SET PROBLEM -> Show each line that has the string "Malo" in it.

Figure content listings:
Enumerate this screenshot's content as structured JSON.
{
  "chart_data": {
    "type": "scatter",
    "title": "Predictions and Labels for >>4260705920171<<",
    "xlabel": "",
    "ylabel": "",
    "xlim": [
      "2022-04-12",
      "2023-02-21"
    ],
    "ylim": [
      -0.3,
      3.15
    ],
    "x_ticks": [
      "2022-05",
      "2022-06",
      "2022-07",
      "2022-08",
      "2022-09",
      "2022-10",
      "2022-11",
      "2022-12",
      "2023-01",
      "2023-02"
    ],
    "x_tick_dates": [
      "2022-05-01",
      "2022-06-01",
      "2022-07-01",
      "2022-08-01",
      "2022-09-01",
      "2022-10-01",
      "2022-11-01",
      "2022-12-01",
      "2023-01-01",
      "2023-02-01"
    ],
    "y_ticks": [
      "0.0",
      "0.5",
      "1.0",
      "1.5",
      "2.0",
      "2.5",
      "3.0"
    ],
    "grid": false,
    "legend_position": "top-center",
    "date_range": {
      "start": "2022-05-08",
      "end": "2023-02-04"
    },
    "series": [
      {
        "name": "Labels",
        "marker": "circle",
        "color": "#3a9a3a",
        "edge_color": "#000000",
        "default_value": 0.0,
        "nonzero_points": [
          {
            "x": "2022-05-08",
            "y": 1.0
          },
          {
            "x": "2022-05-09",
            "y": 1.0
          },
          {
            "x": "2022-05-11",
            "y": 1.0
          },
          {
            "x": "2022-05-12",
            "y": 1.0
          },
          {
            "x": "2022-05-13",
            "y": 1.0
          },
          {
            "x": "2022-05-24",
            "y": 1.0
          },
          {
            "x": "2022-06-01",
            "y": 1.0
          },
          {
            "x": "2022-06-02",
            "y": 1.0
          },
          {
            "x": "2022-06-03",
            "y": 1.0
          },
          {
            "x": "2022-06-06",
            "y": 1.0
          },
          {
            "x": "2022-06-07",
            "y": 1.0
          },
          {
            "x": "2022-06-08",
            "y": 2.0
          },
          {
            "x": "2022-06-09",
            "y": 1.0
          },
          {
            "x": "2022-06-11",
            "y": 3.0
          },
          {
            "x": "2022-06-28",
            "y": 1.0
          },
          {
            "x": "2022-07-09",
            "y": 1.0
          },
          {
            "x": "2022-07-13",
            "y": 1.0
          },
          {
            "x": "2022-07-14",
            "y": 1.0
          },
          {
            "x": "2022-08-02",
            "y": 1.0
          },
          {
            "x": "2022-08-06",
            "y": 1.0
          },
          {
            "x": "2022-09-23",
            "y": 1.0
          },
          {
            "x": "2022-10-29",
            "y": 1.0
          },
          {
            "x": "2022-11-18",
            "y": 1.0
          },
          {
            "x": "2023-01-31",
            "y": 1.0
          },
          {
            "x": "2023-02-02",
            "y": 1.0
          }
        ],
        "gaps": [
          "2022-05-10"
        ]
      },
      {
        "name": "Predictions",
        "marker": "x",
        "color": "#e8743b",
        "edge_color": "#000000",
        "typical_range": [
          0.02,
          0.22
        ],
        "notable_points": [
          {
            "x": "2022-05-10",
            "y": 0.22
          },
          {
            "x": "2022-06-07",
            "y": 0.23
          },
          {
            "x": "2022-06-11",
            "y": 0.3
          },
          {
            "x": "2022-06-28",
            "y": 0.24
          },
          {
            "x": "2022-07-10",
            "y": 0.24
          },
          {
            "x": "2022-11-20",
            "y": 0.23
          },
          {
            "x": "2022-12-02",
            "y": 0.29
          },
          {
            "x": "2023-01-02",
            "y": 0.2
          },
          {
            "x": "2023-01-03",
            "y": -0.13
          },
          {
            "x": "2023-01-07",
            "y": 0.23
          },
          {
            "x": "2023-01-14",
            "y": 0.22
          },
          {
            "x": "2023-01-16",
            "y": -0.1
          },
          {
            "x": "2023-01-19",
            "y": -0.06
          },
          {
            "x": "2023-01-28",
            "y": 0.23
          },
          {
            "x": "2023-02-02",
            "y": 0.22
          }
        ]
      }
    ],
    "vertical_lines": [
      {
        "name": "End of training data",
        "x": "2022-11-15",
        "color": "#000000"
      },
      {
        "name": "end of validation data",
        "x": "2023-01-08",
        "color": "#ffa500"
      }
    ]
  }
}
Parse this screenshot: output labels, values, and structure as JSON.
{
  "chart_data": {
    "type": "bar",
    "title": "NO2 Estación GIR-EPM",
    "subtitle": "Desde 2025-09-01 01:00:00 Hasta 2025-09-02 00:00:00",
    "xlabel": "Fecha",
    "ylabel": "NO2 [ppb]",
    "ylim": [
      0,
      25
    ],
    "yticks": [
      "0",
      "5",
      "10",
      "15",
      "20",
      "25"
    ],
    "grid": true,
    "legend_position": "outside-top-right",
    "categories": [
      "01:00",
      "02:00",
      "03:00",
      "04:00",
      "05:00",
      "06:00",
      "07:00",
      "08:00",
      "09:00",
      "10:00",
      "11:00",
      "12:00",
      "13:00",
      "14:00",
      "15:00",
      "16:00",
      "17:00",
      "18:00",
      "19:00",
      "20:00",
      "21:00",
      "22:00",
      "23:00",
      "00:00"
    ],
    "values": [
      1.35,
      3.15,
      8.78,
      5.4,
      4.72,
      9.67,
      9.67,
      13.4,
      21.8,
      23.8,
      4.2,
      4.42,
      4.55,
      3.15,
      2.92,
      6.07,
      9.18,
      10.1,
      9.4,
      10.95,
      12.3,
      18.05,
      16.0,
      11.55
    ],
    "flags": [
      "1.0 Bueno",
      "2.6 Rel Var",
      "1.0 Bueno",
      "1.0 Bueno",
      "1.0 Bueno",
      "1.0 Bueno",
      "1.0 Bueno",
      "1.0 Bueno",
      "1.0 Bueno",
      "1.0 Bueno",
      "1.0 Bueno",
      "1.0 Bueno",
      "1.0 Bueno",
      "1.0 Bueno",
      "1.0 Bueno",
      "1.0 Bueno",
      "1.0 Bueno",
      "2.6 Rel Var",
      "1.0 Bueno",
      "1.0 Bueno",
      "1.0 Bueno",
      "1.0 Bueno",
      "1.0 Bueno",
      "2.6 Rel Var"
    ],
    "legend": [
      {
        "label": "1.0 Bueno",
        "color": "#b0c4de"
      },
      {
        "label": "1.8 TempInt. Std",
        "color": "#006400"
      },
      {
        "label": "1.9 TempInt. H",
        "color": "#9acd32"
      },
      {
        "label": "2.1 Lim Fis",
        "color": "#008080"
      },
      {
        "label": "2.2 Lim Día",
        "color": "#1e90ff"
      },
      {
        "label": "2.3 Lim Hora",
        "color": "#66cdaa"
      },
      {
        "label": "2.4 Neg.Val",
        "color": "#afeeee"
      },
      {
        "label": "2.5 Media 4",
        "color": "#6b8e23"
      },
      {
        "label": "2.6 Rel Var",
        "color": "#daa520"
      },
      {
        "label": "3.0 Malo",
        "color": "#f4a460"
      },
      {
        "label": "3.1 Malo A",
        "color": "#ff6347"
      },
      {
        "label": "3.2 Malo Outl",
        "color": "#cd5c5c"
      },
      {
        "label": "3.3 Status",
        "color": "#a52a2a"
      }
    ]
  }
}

ANSWER TO THE PROBLEM ->
        "label": "3.0 Malo",
        "label": "3.1 Malo A",
        "label": "3.2 Malo Outl",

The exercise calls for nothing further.